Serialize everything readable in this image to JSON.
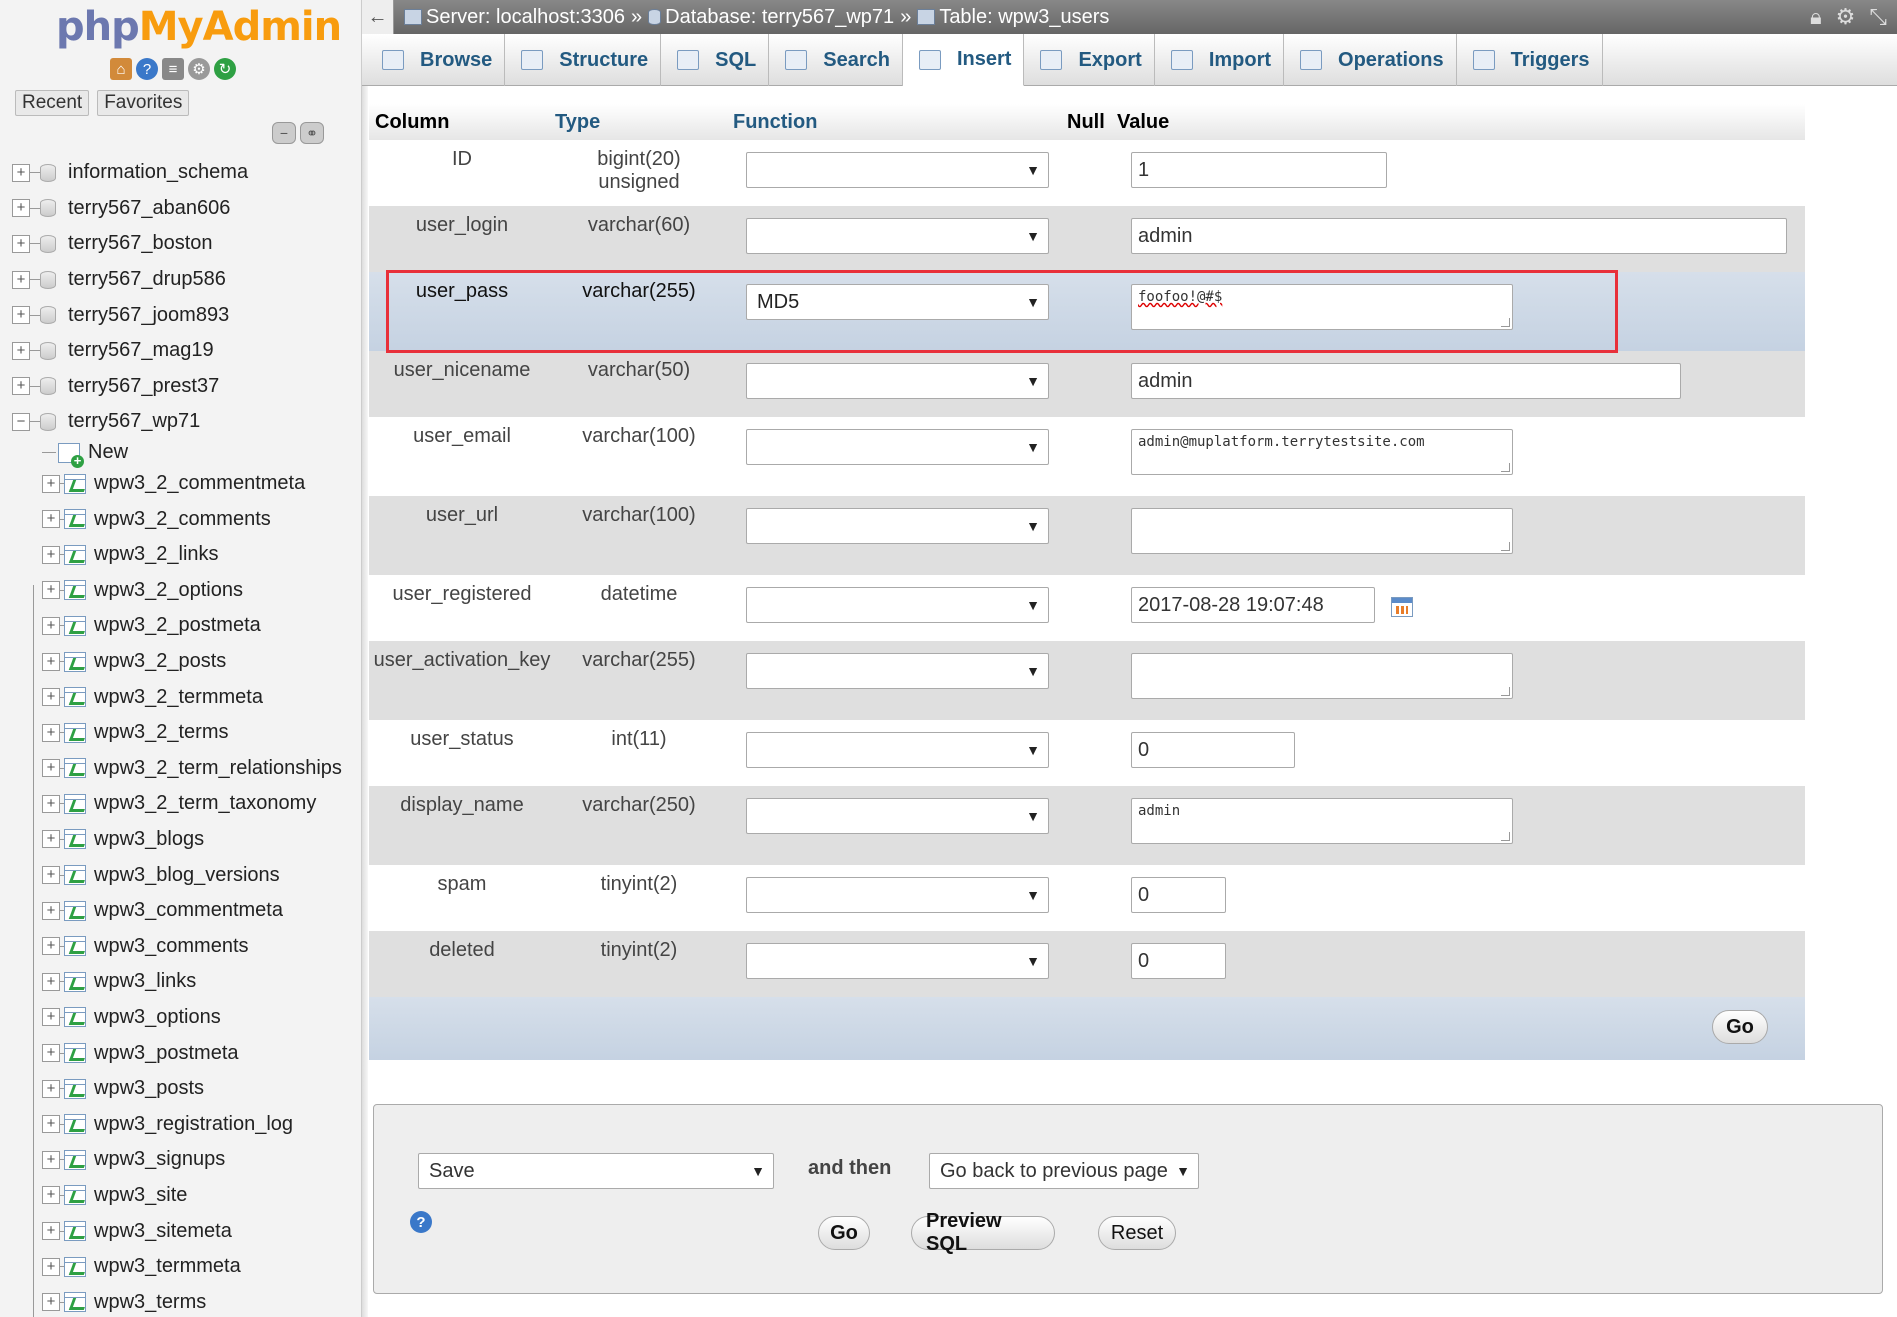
{
  "sidebar": {
    "logo": {
      "php": "php",
      "myadmin": "MyAdmin"
    },
    "icons": [
      "home-icon",
      "help-icon",
      "docs-icon",
      "settings-icon",
      "reload-icon"
    ],
    "nav_tabs": [
      "Recent",
      "Favorites"
    ],
    "databases": [
      "information_schema",
      "terry567_aban606",
      "terry567_boston",
      "terry567_drup586",
      "terry567_joom893",
      "terry567_mag19",
      "terry567_prest37",
      "terry567_wp71"
    ],
    "new_label": "New",
    "tables": [
      "wpw3_2_commentmeta",
      "wpw3_2_comments",
      "wpw3_2_links",
      "wpw3_2_options",
      "wpw3_2_postmeta",
      "wpw3_2_posts",
      "wpw3_2_termmeta",
      "wpw3_2_terms",
      "wpw3_2_term_relationships",
      "wpw3_2_term_taxonomy",
      "wpw3_blogs",
      "wpw3_blog_versions",
      "wpw3_commentmeta",
      "wpw3_comments",
      "wpw3_links",
      "wpw3_options",
      "wpw3_postmeta",
      "wpw3_posts",
      "wpw3_registration_log",
      "wpw3_signups",
      "wpw3_site",
      "wpw3_sitemeta",
      "wpw3_termmeta",
      "wpw3_terms"
    ]
  },
  "breadcrumb": {
    "server": "Server: localhost:3306",
    "database": "Database: terry567_wp71",
    "table": "Table: wpw3_users",
    "separator": "»"
  },
  "tabs": [
    {
      "label": "Browse",
      "icon": "browse-icon"
    },
    {
      "label": "Structure",
      "icon": "structure-icon"
    },
    {
      "label": "SQL",
      "icon": "sql-icon"
    },
    {
      "label": "Search",
      "icon": "search-icon"
    },
    {
      "label": "Insert",
      "icon": "insert-icon",
      "active": true
    },
    {
      "label": "Export",
      "icon": "export-icon"
    },
    {
      "label": "Import",
      "icon": "import-icon"
    },
    {
      "label": "Operations",
      "icon": "operations-icon"
    },
    {
      "label": "Triggers",
      "icon": "triggers-icon"
    }
  ],
  "grid": {
    "headers": {
      "column": "Column",
      "type": "Type",
      "function": "Function",
      "null": "Null",
      "value": "Value"
    },
    "rows": [
      {
        "column": "ID",
        "type": "bigint(20) unsigned",
        "function": "",
        "value": "1",
        "kind": "input"
      },
      {
        "column": "user_login",
        "type": "varchar(60)",
        "function": "",
        "value": "admin",
        "kind": "input"
      },
      {
        "column": "user_pass",
        "type": "varchar(255)",
        "function": "MD5",
        "value": "foofoo!@#$",
        "kind": "textarea",
        "highlighted": true
      },
      {
        "column": "user_nicename",
        "type": "varchar(50)",
        "function": "",
        "value": "admin",
        "kind": "input"
      },
      {
        "column": "user_email",
        "type": "varchar(100)",
        "function": "",
        "value": "admin@muplatform.terrytestsite.com",
        "kind": "textarea"
      },
      {
        "column": "user_url",
        "type": "varchar(100)",
        "function": "",
        "value": "",
        "kind": "textarea"
      },
      {
        "column": "user_registered",
        "type": "datetime",
        "function": "",
        "value": "2017-08-28 19:07:48",
        "kind": "input"
      },
      {
        "column": "user_activation_key",
        "type": "varchar(255)",
        "function": "",
        "value": "",
        "kind": "textarea"
      },
      {
        "column": "user_status",
        "type": "int(11)",
        "function": "",
        "value": "0",
        "kind": "input"
      },
      {
        "column": "display_name",
        "type": "varchar(250)",
        "function": "",
        "value": "admin",
        "kind": "textarea"
      },
      {
        "column": "spam",
        "type": "tinyint(2)",
        "function": "",
        "value": "0",
        "kind": "input"
      },
      {
        "column": "deleted",
        "type": "tinyint(2)",
        "function": "",
        "value": "0",
        "kind": "input"
      }
    ],
    "go_label": "Go"
  },
  "actions": {
    "save_select": "Save",
    "and_then": "and then",
    "after_select": "Go back to previous page",
    "go_label": "Go",
    "preview_sql_label": "Preview SQL",
    "reset_label": "Reset"
  },
  "colors": {
    "highlight_border": "#e8303a",
    "link_blue": "#235a81",
    "logo_php": "#6c78af",
    "logo_myadmin": "#f89c0e"
  }
}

----------

Problem: Without the pictures, output the full listing exactly as it stands.

Exercise response:
Serialize everything readable in this image to JSON.
{
  "sidebar": {
    "logo": {
      "php": "php",
      "myadmin": "MyAdmin"
    },
    "icons": [
      "home-icon",
      "help-icon",
      "docs-icon",
      "settings-icon",
      "reload-icon"
    ],
    "nav_tabs": [
      "Recent",
      "Favorites"
    ],
    "databases": [
      "information_schema",
      "terry567_aban606",
      "terry567_boston",
      "terry567_drup586",
      "terry567_joom893",
      "terry567_mag19",
      "terry567_prest37",
      "terry567_wp71"
    ],
    "new_label": "New",
    "tables": [
      "wpw3_2_commentmeta",
      "wpw3_2_comments",
      "wpw3_2_links",
      "wpw3_2_options",
      "wpw3_2_postmeta",
      "wpw3_2_posts",
      "wpw3_2_termmeta",
      "wpw3_2_terms",
      "wpw3_2_term_relationships",
      "wpw3_2_term_taxonomy",
      "wpw3_blogs",
      "wpw3_blog_versions",
      "wpw3_commentmeta",
      "wpw3_comments",
      "wpw3_links",
      "wpw3_options",
      "wpw3_postmeta",
      "wpw3_posts",
      "wpw3_registration_log",
      "wpw3_signups",
      "wpw3_site",
      "wpw3_sitemeta",
      "wpw3_termmeta",
      "wpw3_terms"
    ]
  },
  "breadcrumb": {
    "server": "Server: localhost:3306",
    "database": "Database: terry567_wp71",
    "table": "Table: wpw3_users",
    "separator": "»"
  },
  "tabs": [
    {
      "label": "Browse",
      "icon": "browse-icon"
    },
    {
      "label": "Structure",
      "icon": "structure-icon"
    },
    {
      "label": "SQL",
      "icon": "sql-icon"
    },
    {
      "label": "Search",
      "icon": "search-icon"
    },
    {
      "label": "Insert",
      "icon": "insert-icon",
      "active": true
    },
    {
      "label": "Export",
      "icon": "export-icon"
    },
    {
      "label": "Import",
      "icon": "import-icon"
    },
    {
      "label": "Operations",
      "icon": "operations-icon"
    },
    {
      "label": "Triggers",
      "icon": "triggers-icon"
    }
  ],
  "grid": {
    "headers": {
      "column": "Column",
      "type": "Type",
      "function": "Function",
      "null": "Null",
      "value": "Value"
    },
    "rows": [
      {
        "column": "ID",
        "type": "bigint(20) unsigned",
        "function": "",
        "value": "1",
        "kind": "input"
      },
      {
        "column": "user_login",
        "type": "varchar(60)",
        "function": "",
        "value": "admin",
        "kind": "input"
      },
      {
        "column": "user_pass",
        "type": "varchar(255)",
        "function": "MD5",
        "value": "foofoo!@#$",
        "kind": "textarea",
        "highlighted": true
      },
      {
        "column": "user_nicename",
        "type": "varchar(50)",
        "function": "",
        "value": "admin",
        "kind": "input"
      },
      {
        "column": "user_email",
        "type": "varchar(100)",
        "function": "",
        "value": "admin@muplatform.terrytestsite.com",
        "kind": "textarea"
      },
      {
        "column": "user_url",
        "type": "varchar(100)",
        "function": "",
        "value": "",
        "kind": "textarea"
      },
      {
        "column": "user_registered",
        "type": "datetime",
        "function": "",
        "value": "2017-08-28 19:07:48",
        "kind": "input"
      },
      {
        "column": "user_activation_key",
        "type": "varchar(255)",
        "function": "",
        "value": "",
        "kind": "textarea"
      },
      {
        "column": "user_status",
        "type": "int(11)",
        "function": "",
        "value": "0",
        "kind": "input"
      },
      {
        "column": "display_name",
        "type": "varchar(250)",
        "function": "",
        "value": "admin",
        "kind": "textarea"
      },
      {
        "column": "spam",
        "type": "tinyint(2)",
        "function": "",
        "value": "0",
        "kind": "input"
      },
      {
        "column": "deleted",
        "type": "tinyint(2)",
        "function": "",
        "value": "0",
        "kind": "input"
      }
    ],
    "go_label": "Go"
  },
  "actions": {
    "save_select": "Save",
    "and_then": "and then",
    "after_select": "Go back to previous page",
    "go_label": "Go",
    "preview_sql_label": "Preview SQL",
    "reset_label": "Reset"
  },
  "colors": {
    "highlight_border": "#e8303a",
    "link_blue": "#235a81",
    "logo_php": "#6c78af",
    "logo_myadmin": "#f89c0e"
  }
}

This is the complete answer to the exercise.